▶ [Task goal]
Search the records for "screenshot". Copy every line where it appears.
★ ★ ★ ★
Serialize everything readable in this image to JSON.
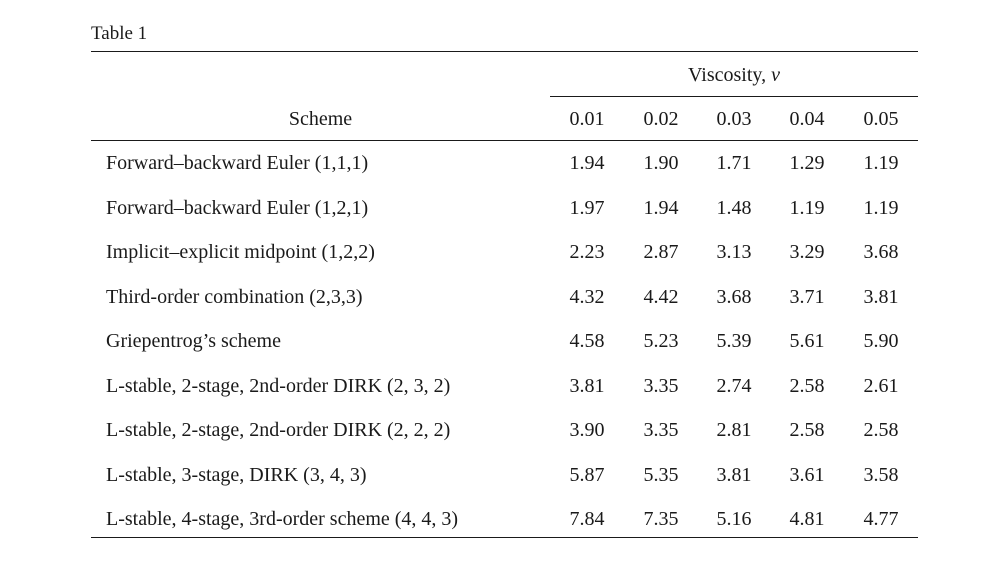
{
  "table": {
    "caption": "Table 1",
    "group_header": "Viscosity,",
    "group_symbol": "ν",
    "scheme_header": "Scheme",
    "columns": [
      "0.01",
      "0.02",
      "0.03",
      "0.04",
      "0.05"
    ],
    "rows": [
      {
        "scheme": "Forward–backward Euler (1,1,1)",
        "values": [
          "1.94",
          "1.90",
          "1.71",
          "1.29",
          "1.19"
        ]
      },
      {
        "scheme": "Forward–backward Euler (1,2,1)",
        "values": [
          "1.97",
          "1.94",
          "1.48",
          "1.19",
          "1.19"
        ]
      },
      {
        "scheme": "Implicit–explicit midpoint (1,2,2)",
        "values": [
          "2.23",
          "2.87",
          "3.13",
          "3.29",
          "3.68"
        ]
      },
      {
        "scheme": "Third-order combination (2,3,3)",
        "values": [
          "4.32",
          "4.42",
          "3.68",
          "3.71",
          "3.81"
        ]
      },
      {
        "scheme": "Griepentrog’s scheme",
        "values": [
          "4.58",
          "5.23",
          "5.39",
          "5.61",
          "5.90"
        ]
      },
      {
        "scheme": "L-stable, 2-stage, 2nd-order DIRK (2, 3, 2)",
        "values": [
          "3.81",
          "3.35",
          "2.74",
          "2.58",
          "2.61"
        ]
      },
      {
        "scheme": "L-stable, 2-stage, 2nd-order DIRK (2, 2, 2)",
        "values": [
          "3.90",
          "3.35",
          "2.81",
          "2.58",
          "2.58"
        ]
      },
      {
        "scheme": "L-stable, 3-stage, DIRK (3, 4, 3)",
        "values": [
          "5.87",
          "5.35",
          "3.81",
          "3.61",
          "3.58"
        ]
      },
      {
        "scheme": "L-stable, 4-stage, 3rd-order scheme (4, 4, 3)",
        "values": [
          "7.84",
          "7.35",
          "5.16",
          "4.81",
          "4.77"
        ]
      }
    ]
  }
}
★ ★ ★ ★
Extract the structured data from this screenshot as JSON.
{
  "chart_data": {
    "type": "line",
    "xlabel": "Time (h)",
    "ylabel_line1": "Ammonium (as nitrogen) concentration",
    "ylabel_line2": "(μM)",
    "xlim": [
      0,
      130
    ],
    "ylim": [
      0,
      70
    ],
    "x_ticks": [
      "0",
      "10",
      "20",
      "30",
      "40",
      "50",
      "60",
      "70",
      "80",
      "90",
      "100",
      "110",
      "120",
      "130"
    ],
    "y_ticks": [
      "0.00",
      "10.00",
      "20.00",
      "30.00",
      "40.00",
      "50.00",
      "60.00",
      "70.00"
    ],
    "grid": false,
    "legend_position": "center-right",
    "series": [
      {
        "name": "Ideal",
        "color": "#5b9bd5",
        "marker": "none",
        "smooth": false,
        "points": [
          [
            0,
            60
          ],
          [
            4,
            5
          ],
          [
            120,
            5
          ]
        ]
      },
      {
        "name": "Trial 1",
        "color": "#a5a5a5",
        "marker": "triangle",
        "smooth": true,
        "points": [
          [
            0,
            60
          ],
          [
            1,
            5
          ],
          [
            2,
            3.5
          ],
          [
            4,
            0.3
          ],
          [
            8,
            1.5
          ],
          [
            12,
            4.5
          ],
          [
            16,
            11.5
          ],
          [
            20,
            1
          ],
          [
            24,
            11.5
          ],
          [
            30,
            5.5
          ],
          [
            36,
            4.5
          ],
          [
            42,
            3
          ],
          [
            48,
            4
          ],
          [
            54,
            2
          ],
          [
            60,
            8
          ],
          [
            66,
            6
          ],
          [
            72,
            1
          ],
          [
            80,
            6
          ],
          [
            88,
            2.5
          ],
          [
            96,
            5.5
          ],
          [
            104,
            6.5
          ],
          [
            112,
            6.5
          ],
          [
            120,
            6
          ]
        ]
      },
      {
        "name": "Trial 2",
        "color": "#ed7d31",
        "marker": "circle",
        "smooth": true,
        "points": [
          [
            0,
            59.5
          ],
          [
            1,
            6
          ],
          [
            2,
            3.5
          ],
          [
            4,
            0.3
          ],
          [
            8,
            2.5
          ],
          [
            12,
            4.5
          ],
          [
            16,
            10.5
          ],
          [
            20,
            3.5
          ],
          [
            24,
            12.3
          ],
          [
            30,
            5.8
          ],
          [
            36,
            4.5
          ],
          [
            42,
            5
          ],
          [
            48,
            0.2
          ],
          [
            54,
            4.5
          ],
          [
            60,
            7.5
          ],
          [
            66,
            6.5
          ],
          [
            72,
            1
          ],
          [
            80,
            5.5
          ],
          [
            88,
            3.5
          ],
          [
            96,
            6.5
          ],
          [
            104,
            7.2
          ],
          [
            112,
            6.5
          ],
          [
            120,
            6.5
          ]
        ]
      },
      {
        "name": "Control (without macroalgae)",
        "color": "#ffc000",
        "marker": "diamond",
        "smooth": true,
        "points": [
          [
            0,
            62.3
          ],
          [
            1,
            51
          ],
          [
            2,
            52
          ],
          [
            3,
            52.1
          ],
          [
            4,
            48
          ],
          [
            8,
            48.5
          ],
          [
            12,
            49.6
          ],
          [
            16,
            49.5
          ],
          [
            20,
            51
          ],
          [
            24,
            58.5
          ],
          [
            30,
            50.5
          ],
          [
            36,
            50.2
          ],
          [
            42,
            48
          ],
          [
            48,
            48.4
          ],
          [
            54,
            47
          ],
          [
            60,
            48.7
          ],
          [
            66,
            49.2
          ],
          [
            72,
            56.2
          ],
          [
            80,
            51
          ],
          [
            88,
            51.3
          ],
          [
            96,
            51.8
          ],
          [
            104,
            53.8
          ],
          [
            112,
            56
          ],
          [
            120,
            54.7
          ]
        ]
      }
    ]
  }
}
★ ★ ★ ★
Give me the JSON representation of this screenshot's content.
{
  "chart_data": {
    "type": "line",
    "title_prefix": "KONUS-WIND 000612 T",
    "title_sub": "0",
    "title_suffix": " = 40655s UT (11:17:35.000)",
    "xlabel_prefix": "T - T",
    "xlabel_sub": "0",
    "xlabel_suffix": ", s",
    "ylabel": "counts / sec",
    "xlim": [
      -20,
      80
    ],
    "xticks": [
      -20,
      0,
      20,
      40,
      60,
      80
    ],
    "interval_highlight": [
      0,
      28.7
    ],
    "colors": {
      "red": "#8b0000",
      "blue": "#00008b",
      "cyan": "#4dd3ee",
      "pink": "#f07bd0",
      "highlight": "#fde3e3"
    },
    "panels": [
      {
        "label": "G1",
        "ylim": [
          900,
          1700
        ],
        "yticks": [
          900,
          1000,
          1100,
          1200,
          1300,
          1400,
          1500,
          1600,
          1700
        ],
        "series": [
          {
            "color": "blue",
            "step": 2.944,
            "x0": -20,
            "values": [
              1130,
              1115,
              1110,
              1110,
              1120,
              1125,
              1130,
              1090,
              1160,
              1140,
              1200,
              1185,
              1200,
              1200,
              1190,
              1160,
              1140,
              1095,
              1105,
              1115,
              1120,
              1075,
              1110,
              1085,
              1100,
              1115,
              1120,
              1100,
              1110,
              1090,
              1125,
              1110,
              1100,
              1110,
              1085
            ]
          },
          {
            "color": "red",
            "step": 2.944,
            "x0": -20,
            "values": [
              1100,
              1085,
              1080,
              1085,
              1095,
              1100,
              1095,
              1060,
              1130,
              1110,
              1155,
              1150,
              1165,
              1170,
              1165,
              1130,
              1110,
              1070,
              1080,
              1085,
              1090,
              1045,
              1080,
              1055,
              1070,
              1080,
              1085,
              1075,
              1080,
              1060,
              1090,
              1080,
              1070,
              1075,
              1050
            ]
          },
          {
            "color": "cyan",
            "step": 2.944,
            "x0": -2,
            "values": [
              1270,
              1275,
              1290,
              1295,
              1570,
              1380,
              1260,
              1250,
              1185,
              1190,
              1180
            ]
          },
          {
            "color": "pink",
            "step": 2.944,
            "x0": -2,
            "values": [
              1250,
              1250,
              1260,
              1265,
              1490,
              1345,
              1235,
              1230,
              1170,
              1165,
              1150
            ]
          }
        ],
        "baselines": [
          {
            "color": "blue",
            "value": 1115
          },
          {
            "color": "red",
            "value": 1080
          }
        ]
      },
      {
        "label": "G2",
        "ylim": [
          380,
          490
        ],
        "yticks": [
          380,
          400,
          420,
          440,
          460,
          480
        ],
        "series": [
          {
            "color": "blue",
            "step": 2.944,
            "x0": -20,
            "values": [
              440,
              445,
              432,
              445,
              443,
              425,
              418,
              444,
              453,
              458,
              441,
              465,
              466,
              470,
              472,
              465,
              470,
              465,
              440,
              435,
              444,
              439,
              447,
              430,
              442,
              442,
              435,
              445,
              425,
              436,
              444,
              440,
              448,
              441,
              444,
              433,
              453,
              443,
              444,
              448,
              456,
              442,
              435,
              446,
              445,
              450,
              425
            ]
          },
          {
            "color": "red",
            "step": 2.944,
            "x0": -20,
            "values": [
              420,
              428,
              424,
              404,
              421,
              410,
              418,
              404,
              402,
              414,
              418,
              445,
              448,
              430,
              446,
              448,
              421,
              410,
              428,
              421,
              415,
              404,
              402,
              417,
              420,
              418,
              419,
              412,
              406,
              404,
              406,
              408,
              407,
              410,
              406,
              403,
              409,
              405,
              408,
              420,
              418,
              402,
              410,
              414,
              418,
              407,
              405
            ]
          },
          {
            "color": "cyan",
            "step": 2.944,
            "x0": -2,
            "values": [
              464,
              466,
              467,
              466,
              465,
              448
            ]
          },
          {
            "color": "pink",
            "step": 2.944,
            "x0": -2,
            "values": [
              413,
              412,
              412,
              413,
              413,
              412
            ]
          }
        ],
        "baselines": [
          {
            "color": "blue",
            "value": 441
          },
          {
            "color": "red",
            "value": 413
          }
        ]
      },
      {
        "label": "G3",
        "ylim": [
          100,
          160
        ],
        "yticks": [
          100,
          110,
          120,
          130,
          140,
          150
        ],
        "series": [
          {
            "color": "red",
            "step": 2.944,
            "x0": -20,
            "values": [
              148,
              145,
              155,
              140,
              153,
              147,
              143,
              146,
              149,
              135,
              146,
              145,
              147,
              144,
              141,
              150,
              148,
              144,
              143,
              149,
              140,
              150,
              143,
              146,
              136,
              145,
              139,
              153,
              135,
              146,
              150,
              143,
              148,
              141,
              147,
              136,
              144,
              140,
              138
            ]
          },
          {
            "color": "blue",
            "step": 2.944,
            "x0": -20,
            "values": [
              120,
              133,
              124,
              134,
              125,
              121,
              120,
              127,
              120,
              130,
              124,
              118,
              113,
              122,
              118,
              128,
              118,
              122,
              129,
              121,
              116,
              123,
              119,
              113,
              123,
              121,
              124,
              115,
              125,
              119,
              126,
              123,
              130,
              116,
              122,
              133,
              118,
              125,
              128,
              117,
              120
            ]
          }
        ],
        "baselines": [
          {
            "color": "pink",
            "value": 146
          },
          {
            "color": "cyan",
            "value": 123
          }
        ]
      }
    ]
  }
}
★ ★ ★ ★
▶ [Task answer]
Extract the structured data from this screenshot as JSON.
Give me the JSON representation of this screenshot's content.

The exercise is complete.